— Exercise requirements —
List, from the lines below, each one with "тормоза" in it.

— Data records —
--- Start ---
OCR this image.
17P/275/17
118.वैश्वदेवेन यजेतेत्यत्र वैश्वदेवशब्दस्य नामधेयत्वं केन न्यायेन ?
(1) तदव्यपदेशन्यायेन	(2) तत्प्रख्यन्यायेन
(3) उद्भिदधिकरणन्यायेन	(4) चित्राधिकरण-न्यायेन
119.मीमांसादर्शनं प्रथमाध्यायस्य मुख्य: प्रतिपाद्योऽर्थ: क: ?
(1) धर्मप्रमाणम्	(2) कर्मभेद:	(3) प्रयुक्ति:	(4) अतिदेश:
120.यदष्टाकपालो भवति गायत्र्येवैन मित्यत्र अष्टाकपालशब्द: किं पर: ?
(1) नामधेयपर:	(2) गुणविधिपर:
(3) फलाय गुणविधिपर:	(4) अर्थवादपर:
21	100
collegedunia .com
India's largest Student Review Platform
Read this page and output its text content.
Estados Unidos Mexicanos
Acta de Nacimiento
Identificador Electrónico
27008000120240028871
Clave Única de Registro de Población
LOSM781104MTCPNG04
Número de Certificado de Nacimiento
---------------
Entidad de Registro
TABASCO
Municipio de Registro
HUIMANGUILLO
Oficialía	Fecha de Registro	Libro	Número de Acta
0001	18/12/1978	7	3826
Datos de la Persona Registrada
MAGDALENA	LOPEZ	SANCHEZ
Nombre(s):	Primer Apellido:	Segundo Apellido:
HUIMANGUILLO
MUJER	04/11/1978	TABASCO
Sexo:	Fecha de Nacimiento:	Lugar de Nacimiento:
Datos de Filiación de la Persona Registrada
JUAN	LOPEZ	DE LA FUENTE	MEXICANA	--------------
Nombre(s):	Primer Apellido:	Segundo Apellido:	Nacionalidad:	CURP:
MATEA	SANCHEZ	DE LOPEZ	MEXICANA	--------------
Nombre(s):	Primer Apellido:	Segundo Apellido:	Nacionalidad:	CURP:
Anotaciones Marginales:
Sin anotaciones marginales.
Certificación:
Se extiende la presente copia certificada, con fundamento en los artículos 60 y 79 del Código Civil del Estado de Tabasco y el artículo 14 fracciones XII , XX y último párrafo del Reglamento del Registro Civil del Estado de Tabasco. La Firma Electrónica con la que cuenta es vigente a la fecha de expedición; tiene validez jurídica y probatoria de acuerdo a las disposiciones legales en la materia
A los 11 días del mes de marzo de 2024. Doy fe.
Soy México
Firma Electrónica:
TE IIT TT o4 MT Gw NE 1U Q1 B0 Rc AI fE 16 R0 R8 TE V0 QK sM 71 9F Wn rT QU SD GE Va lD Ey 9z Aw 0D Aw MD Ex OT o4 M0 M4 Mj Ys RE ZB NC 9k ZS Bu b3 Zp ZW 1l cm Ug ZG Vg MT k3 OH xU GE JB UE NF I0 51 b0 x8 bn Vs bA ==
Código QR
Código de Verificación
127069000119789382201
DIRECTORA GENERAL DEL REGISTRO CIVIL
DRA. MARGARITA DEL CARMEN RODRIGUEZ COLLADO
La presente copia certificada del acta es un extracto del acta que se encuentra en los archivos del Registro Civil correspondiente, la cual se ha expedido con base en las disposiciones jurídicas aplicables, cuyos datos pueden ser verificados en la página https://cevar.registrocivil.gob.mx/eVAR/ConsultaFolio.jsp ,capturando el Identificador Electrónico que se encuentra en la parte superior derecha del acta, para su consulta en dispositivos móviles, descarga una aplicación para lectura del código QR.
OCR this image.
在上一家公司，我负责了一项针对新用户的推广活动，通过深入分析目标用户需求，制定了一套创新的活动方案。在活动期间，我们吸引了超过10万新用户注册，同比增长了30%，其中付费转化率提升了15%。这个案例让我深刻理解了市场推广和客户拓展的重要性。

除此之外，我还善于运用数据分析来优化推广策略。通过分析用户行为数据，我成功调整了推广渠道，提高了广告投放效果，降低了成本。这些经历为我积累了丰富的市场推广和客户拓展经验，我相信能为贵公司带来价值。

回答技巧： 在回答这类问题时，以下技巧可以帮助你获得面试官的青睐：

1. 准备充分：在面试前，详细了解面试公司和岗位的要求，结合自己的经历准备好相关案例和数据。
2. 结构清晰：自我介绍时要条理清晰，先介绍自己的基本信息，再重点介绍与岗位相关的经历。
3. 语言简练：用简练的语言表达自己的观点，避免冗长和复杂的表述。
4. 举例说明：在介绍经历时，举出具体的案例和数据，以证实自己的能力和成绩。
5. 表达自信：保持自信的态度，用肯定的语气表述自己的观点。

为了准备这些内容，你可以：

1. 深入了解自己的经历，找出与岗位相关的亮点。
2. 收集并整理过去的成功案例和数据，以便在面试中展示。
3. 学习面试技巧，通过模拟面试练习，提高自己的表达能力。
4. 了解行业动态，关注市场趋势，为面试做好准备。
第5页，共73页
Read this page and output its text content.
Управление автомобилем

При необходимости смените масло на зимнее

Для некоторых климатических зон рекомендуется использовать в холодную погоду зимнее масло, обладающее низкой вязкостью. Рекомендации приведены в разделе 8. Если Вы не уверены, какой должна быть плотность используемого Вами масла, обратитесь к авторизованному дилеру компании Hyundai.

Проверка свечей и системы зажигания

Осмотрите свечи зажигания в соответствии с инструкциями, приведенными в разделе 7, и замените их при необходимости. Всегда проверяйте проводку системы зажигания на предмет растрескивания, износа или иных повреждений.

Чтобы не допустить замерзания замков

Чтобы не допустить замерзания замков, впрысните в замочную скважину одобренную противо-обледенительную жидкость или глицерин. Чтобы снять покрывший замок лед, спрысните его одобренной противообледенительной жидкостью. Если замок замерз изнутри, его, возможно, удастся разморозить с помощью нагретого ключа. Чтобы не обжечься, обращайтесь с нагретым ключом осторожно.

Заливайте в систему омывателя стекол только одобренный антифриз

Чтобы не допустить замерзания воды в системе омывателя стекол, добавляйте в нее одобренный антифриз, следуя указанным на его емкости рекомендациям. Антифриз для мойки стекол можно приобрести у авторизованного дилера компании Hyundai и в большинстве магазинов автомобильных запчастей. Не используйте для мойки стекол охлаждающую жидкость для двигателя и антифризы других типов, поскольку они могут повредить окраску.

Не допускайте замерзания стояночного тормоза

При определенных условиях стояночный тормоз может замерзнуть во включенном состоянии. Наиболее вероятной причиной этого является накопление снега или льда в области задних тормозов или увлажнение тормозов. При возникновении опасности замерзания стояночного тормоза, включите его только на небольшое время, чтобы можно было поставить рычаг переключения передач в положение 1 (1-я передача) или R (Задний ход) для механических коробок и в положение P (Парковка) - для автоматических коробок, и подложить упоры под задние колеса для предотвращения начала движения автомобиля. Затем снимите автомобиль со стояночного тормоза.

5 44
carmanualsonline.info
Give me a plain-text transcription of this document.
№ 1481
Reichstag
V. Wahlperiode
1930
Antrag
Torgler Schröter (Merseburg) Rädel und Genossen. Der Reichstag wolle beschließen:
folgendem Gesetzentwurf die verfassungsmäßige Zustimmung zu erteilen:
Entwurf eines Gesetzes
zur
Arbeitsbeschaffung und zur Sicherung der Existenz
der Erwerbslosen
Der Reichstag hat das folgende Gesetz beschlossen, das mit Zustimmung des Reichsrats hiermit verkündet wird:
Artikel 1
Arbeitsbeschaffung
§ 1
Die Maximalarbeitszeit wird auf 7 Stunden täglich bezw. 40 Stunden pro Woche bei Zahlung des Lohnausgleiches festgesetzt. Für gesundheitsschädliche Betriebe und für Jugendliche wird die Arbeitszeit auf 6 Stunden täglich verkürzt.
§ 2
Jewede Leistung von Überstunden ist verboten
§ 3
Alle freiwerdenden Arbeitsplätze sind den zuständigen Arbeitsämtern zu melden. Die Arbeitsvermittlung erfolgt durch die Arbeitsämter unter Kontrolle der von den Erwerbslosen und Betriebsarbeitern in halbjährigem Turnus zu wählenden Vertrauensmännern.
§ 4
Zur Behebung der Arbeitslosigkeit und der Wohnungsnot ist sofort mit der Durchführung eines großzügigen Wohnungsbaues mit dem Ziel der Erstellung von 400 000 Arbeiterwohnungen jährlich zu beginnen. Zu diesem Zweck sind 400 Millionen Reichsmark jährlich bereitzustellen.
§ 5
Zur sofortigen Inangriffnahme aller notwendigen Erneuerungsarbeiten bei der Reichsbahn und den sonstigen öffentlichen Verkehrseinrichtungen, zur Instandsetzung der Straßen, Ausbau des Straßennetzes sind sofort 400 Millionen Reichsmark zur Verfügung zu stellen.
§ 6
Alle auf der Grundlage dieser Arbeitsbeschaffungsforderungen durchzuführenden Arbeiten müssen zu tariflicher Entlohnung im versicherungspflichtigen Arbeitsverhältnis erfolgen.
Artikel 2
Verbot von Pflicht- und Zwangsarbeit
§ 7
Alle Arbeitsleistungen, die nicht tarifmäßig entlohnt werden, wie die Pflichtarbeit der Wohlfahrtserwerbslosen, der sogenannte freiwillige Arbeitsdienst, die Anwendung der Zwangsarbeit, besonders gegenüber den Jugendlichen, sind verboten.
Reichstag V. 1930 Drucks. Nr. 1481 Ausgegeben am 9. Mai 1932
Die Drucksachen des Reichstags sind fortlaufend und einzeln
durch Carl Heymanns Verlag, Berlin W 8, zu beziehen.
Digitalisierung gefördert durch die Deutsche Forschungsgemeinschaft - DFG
--- End ---
— Correct output —
Не допускайте замерзания стояночного тормоза
При определенных условиях стояночный тормоз может замерзнуть во включенном состоянии. Наиболее вероятной причиной этого является накопление снега или льда в области задних тормозов или увлажнение тормозов. При возникновении опасности замерзания стояночного тормоза, включите его только на небольшое время, чтобы можно было поставить рычаг переключения передач в положение 1 (1-я передача) или R (Задний ход) для механических коробок и в положение P (Парковка) - для автоматических коробок, и подложить упоры под задние колеса для предотвращения начала движения автомобиля. Затем снимите автомобиль со стояночного тормоза.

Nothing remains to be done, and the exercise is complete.